#### Extracted data:
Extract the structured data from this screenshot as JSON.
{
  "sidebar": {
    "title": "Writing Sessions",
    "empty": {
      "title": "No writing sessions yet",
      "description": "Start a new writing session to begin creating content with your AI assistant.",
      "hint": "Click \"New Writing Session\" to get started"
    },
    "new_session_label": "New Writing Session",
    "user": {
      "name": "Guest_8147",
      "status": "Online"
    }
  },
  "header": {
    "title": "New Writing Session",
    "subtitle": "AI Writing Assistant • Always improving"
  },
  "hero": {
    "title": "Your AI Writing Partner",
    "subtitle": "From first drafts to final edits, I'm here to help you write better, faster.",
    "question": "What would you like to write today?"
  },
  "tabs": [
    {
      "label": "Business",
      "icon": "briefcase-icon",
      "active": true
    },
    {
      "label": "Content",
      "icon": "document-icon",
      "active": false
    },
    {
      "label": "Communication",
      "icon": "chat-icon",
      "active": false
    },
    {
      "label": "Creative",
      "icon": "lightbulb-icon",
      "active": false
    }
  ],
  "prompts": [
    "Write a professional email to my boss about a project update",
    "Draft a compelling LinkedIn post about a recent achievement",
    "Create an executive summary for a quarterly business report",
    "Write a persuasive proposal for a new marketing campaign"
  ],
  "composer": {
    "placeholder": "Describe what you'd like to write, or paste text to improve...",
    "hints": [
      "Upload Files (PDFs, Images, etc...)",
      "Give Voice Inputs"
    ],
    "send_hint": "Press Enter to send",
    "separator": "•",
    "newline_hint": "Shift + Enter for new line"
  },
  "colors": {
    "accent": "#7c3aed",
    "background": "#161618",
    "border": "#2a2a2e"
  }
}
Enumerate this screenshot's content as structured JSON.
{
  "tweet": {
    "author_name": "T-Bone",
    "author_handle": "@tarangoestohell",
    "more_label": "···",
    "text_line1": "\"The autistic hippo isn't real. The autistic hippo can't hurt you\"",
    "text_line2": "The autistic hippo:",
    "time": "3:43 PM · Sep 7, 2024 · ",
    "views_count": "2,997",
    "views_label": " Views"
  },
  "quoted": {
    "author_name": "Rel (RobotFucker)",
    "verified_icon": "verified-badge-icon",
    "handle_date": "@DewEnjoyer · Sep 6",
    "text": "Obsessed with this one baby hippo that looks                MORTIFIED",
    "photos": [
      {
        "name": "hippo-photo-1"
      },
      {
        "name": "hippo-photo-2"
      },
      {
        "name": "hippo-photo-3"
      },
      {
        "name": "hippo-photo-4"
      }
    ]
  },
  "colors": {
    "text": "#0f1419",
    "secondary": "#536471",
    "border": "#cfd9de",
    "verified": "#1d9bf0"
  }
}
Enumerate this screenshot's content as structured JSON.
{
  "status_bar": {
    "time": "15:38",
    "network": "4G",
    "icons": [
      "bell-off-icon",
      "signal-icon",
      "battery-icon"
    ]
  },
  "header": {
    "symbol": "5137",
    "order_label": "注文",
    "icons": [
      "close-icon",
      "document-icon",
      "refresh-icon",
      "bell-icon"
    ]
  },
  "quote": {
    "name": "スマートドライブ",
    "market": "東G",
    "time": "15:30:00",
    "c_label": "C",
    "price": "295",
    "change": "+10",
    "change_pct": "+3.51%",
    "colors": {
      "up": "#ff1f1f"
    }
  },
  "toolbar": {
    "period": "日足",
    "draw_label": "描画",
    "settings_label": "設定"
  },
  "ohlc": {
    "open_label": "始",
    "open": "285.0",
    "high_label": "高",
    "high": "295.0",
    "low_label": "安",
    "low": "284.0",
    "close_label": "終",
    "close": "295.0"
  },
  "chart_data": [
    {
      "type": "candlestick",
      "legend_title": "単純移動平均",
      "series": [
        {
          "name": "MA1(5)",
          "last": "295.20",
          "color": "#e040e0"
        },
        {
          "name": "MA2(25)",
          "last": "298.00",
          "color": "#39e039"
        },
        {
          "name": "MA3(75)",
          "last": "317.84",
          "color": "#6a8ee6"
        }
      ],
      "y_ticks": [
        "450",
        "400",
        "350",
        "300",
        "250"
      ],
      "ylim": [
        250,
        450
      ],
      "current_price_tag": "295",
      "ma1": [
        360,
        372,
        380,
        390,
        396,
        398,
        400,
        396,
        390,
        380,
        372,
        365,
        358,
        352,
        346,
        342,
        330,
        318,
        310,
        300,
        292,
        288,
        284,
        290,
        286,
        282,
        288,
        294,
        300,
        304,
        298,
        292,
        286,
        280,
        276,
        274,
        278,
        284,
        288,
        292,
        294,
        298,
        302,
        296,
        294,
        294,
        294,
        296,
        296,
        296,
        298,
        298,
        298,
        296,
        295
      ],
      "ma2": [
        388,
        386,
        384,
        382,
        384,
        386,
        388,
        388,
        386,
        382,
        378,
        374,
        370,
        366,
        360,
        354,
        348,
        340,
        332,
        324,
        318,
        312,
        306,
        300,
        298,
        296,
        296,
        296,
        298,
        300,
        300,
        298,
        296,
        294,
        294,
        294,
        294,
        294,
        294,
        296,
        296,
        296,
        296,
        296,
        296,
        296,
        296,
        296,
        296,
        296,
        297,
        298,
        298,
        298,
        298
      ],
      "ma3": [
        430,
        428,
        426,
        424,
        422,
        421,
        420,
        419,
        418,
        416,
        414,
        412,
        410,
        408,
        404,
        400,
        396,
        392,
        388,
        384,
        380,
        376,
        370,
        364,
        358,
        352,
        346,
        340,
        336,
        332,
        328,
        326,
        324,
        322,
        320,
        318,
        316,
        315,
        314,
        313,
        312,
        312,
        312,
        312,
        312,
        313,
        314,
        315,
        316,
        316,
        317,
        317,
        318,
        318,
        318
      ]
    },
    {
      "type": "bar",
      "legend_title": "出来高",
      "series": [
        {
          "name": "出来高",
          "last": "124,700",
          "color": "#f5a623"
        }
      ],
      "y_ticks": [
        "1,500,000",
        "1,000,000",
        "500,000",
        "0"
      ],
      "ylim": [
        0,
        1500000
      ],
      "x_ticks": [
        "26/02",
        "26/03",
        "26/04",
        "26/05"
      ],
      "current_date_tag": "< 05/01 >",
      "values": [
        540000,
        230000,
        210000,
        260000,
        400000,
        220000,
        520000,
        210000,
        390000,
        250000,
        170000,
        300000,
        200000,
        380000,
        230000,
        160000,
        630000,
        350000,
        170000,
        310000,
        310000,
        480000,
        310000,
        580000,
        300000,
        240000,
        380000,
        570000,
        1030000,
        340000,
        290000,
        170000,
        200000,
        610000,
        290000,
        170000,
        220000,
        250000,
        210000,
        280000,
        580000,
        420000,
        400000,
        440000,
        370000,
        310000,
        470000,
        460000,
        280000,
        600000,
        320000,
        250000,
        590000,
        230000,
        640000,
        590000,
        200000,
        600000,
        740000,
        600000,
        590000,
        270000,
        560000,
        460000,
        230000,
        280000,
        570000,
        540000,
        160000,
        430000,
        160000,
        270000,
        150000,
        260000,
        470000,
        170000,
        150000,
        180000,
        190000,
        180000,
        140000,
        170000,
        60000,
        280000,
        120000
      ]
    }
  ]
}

#### What the exercise asks:
Find the word "subtitle" and list each line it appears in.

#### Task result:
    "subtitle": "AI Writing Assistant • Always improving"
    "subtitle": "From first drafts to final edits, I'm here to help you write better, faster.",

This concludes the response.